**Given problem 1:**
Can you give, as a numbered list with blank lines left out, everything in the entries that follow the passage about the National War College, from the first line of those entries down to the line containing "section-color-word: green [376, 1587, 480, 1639]", both ends included?

**Passage provided:**
The National War College (NWC) of the United States is a school in the National Defense University. It is housed in Roosevelt Hall on Fort Lesley J. McNair, Washington, D.C., the third-oldest Army post still active.
History[edit | edit source]
It was officially established on July 1, 1946, as an upgraded replacement for the Army-Navy Staff College, which operated from June 1943 to July 1946. The college was one of James Forrestal's favorite causes.
"The College is concerned with grand strategy and the utilization of the national resources necessary to implement that strategy... Its graduates will exercise a great influence on the formulation of national and foreign policy in both peace and war...."
Mid-level and senior military officers who are likely to be promoted to the most senior ranks are selected to study at the War College in preparation for higher staff and command positions. About 75 percent of the student body is composed of equal representation from the land, air, and sea (including Marine and Coast Guard) Services. The remaining 25 percent are drawn from the Department of State and other federal departments and agencies. In addition, international fellows from a number of countries join the student body.

**Given problem 2:**
Can you carry the passage about the National War College further, starting after its final sentence?

(Records of where elements appear)
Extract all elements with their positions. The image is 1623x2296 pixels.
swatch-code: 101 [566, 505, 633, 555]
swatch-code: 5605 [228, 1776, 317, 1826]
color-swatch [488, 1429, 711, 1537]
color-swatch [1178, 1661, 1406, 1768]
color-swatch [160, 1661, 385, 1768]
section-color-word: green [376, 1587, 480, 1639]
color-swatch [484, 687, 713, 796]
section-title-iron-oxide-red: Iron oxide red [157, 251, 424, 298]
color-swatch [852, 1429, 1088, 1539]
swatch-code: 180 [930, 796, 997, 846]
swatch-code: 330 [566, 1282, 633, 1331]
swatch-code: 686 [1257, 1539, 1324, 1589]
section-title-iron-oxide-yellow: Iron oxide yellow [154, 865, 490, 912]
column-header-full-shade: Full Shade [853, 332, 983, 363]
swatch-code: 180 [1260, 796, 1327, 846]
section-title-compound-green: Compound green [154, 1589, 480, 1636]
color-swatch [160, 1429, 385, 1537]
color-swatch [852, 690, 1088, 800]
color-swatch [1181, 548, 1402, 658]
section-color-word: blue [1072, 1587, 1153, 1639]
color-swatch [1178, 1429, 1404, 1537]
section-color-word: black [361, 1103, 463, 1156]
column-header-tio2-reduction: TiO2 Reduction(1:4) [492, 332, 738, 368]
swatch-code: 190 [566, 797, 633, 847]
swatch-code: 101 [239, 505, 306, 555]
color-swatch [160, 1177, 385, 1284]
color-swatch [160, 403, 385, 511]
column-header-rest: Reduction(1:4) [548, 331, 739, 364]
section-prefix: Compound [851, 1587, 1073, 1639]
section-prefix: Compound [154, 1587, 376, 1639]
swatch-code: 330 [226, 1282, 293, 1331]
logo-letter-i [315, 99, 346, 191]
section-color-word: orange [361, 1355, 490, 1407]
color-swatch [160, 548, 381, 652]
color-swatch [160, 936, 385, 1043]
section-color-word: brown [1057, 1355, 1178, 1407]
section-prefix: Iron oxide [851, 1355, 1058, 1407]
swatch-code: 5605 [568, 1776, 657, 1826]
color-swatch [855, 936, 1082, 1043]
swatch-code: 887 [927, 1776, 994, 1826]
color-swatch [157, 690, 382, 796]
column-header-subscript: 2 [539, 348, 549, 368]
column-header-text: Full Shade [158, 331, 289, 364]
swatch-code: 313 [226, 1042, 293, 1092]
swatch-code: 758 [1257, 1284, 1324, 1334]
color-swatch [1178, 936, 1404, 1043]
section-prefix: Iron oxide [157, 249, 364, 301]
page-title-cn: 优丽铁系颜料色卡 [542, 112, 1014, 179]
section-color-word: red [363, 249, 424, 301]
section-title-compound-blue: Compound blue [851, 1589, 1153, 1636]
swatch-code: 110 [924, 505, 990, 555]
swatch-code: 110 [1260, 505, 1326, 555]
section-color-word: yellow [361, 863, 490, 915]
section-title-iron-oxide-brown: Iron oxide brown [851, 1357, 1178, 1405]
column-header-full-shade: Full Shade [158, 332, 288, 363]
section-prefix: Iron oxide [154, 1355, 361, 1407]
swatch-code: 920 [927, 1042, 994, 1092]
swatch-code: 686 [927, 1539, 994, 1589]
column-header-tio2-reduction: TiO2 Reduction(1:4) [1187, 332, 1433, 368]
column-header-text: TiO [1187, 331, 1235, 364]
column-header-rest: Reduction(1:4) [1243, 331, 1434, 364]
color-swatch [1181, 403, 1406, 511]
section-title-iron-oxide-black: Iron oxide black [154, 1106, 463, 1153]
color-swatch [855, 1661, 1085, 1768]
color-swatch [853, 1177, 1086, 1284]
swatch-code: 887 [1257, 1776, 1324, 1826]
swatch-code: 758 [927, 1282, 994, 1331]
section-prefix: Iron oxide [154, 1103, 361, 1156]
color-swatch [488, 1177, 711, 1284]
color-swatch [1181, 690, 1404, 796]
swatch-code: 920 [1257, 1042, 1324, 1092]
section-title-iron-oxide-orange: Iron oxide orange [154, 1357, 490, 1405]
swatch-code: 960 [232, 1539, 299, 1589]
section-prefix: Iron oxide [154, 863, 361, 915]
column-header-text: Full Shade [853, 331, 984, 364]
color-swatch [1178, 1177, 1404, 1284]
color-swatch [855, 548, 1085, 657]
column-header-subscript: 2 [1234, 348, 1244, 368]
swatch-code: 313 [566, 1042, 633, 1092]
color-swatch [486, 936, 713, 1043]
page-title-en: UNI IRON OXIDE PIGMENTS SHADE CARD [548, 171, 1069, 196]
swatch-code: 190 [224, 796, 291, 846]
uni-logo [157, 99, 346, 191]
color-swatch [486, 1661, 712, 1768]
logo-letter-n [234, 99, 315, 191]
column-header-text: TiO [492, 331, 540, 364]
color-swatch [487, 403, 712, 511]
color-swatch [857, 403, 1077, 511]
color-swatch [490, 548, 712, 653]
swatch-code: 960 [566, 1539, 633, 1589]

**Expected output 1:**
1. Extract all elements with their positions. The image is 1623x2296 pixels.
2. swatch-code: 101 [566, 505, 633, 555]
3. swatch-code: 5605 [228, 1776, 317, 1826]
4. color-swatch [488, 1429, 711, 1537]
5. color-swatch [1178, 1661, 1406, 1768]
6. color-swatch [160, 1661, 385, 1768]
7. section-color-word: green [376, 1587, 480, 1639]

**Expected output 2:**
Graduates of the National War College include numerous current and former flag officers, general officers, and U.S. ambassadors. Notable graduates include former U.S. Secretary of State and Chairman of the Joint Chiefs of Staff Colin Powell; U.S. Senator John McCain; former NATO Supreme Allied Commander Europe Wesley Clark; former Chairmen of the Joint Chiefs of Staff Peter Pace and Hugh Shelton; former National Security Advisor and NATO Supreme Allied Commander Europe James L. Jones; former U.S Army Chief of Staff Eric Shinseki; former U.S. Chief of Naval Operations Elmo Zumwalt; retired Air Force General Arnold W. Braswell; U.S. Ambassador to Russia John Beyrle; World War II submarine officer and best-selling novelist Edward L. Beach, Jr.; former military aide to President John F. Kennedy, Godfrey McHugh; the late U.S. Ambassador to Libya J. Christopher Stevens; and U.S. Air Force Chief of Staff Norton A. Schwartz.
Roosevelt Hall[edit | edit source]
Roosevelt Hall (built 1903-07) is a Beaux Arts-style building housing the NWC since its inception in 1946. Designed by the New York architectural firm McKim, Mead and White, it is now designated a National Historical Landmark and is listed on the National Register of Historic Places.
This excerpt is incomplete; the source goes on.